Given task:
Write out all of the records precisely. Skip anything that is a picture.

:::

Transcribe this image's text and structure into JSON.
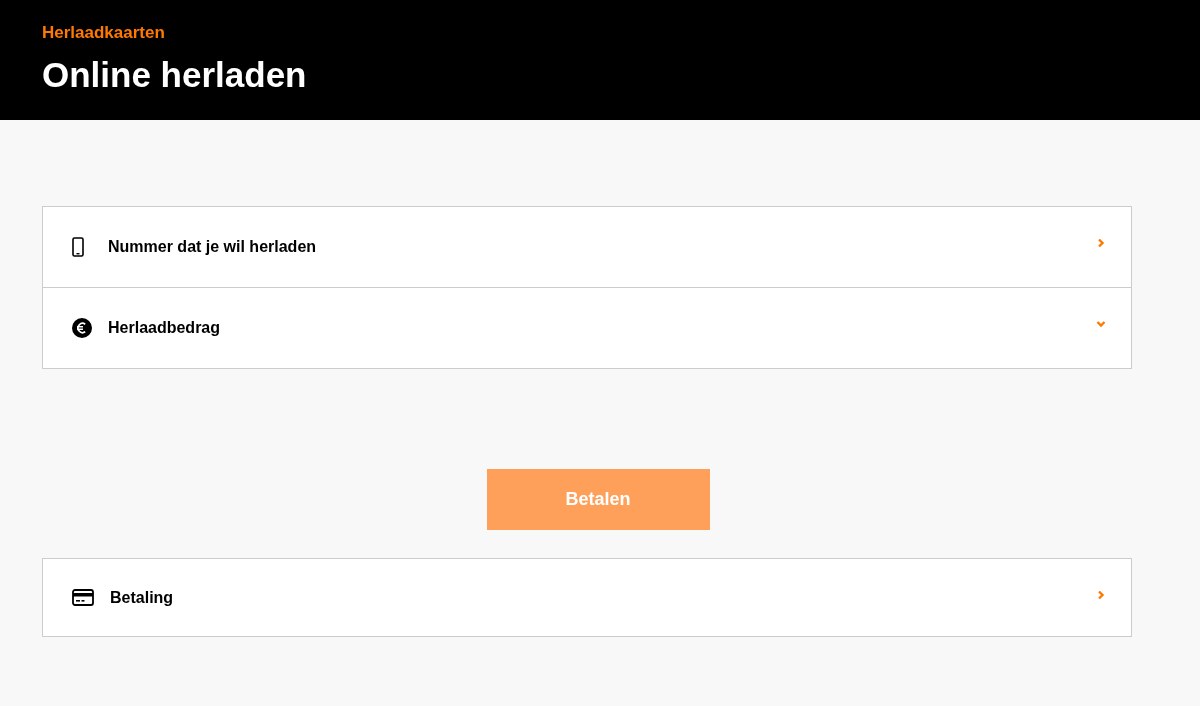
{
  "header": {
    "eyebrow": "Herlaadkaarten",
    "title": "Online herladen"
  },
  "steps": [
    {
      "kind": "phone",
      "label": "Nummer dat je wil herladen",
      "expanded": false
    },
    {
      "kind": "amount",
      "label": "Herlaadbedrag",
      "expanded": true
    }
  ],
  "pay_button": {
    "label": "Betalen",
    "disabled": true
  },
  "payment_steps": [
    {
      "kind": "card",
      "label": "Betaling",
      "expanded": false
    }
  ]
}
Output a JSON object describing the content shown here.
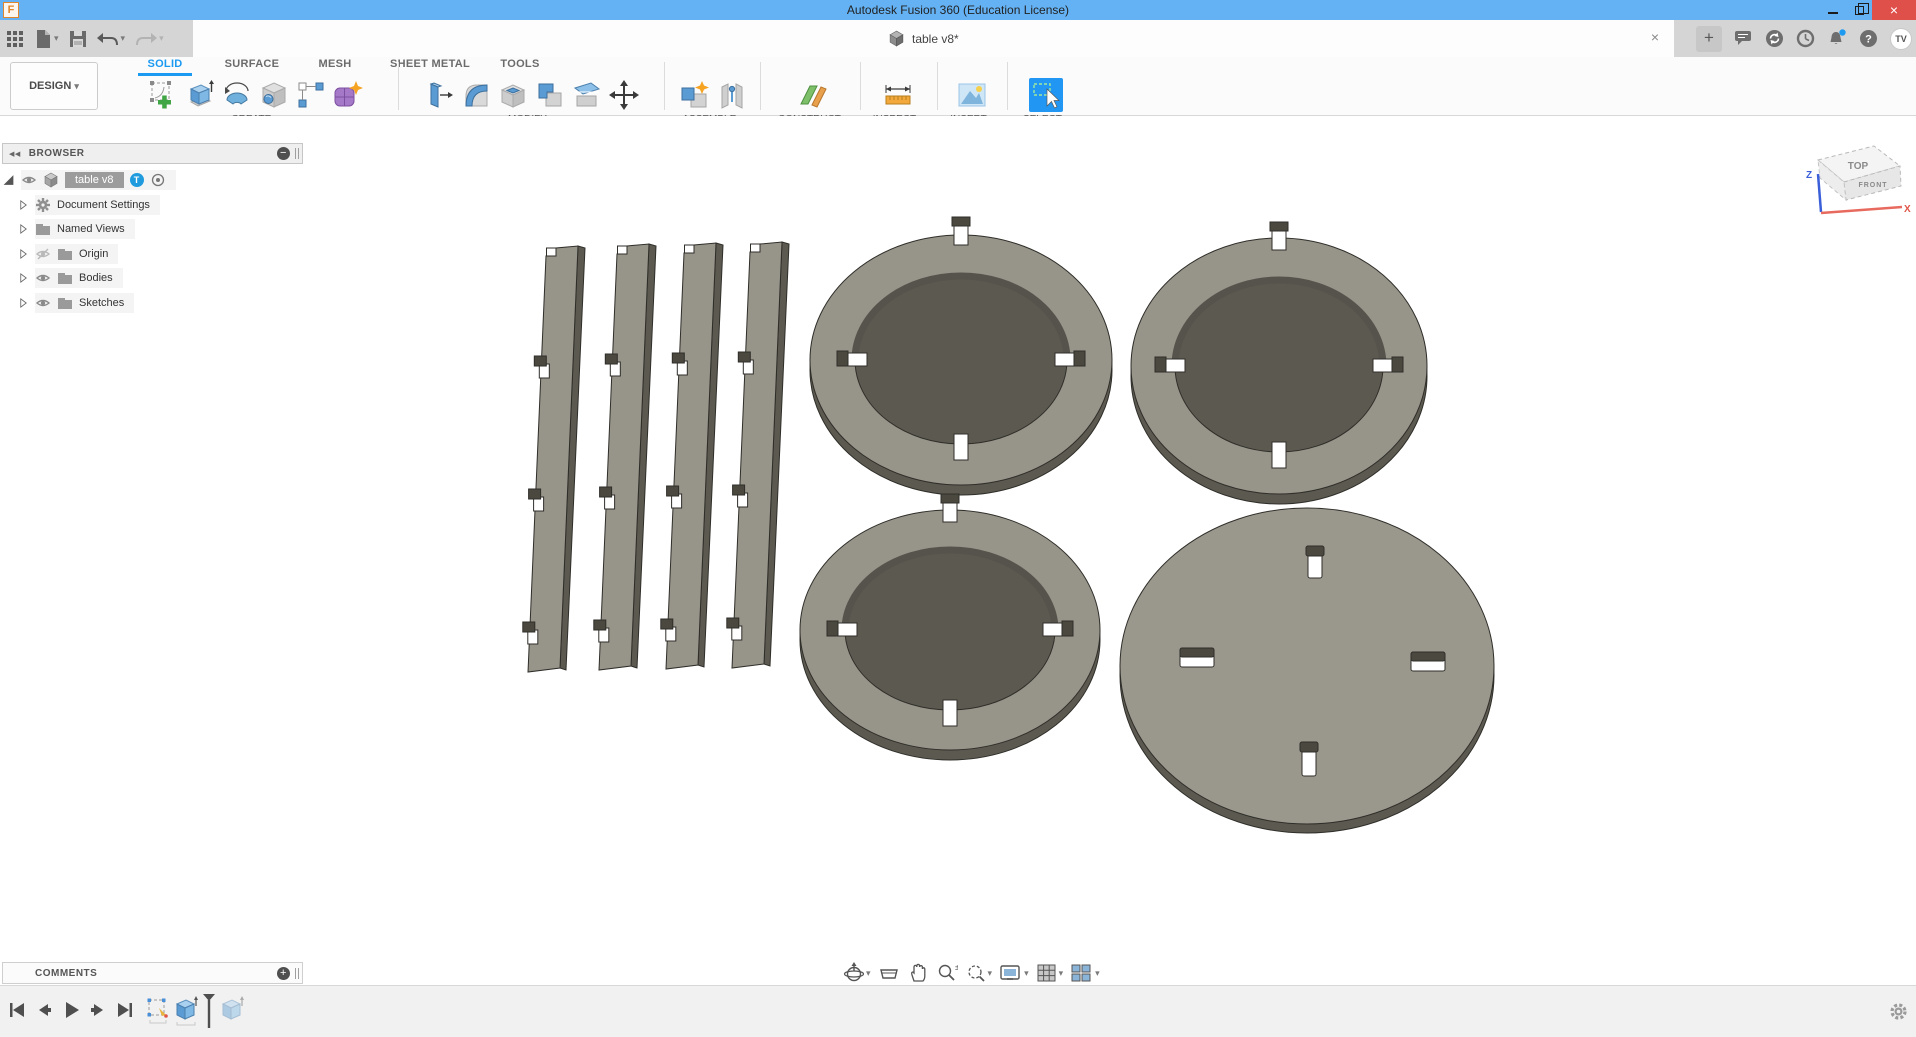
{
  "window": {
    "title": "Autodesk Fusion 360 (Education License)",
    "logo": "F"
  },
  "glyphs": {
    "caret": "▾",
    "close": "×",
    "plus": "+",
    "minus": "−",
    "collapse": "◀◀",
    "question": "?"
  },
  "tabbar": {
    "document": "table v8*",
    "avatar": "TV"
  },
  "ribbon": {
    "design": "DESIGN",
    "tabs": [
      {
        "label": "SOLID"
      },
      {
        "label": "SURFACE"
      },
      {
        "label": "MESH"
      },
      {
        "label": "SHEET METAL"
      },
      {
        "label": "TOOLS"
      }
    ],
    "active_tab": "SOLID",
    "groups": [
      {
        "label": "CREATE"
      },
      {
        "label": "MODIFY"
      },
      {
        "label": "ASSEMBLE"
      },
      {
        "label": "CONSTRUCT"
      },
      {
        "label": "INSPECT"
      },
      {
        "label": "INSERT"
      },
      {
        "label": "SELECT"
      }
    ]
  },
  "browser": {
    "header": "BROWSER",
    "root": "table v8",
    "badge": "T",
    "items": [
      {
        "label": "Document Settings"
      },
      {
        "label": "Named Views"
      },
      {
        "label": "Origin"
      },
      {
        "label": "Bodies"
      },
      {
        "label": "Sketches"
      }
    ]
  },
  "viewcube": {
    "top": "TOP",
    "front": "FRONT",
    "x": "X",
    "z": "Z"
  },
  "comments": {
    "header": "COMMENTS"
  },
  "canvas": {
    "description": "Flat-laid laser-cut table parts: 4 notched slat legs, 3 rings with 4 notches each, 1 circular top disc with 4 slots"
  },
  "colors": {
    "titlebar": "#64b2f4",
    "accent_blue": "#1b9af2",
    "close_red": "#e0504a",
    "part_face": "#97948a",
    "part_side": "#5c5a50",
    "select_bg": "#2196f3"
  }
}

:::

Answer to this task:
Transcribe this image's text and structure into JSON.
{
  "header": {
    "eyebrow": "Herlaadkaarten",
    "title": "Online herladen"
  },
  "steps": [
    {
      "kind": "phone",
      "label": "Nummer dat je wil herladen",
      "expanded": false
    },
    {
      "kind": "amount",
      "label": "Herlaadbedrag",
      "expanded": true
    }
  ],
  "pay_button": {
    "label": "Betalen",
    "disabled": true
  },
  "payment_steps": [
    {
      "kind": "card",
      "label": "Betaling",
      "expanded": false
    }
  ]
}
Output a JSON object describing the content shown here.
{
  "window": {
    "title": "Autodesk Fusion 360 (Education License)",
    "logo": "F"
  },
  "glyphs": {
    "caret": "▾",
    "close": "×",
    "plus": "+",
    "minus": "−",
    "collapse": "◀◀",
    "question": "?"
  },
  "tabbar": {
    "document": "table v8*",
    "avatar": "TV"
  },
  "ribbon": {
    "design": "DESIGN",
    "tabs": [
      {
        "label": "SOLID"
      },
      {
        "label": "SURFACE"
      },
      {
        "label": "MESH"
      },
      {
        "label": "SHEET METAL"
      },
      {
        "label": "TOOLS"
      }
    ],
    "active_tab": "SOLID",
    "groups": [
      {
        "label": "CREATE"
      },
      {
        "label": "MODIFY"
      },
      {
        "label": "ASSEMBLE"
      },
      {
        "label": "CONSTRUCT"
      },
      {
        "label": "INSPECT"
      },
      {
        "label": "INSERT"
      },
      {
        "label": "SELECT"
      }
    ]
  },
  "browser": {
    "header": "BROWSER",
    "root": "table v8",
    "badge": "T",
    "items": [
      {
        "label": "Document Settings"
      },
      {
        "label": "Named Views"
      },
      {
        "label": "Origin"
      },
      {
        "label": "Bodies"
      },
      {
        "label": "Sketches"
      }
    ]
  },
  "viewcube": {
    "top": "TOP",
    "front": "FRONT",
    "x": "X",
    "z": "Z"
  },
  "comments": {
    "header": "COMMENTS"
  },
  "canvas": {
    "description": "Flat-laid laser-cut table parts: 4 notched slat legs, 3 rings with 4 notches each, 1 circular top disc with 4 slots"
  },
  "colors": {
    "titlebar": "#64b2f4",
    "accent_blue": "#1b9af2",
    "close_red": "#e0504a",
    "part_face": "#97948a",
    "part_side": "#5c5a50",
    "select_bg": "#2196f3"
  }
}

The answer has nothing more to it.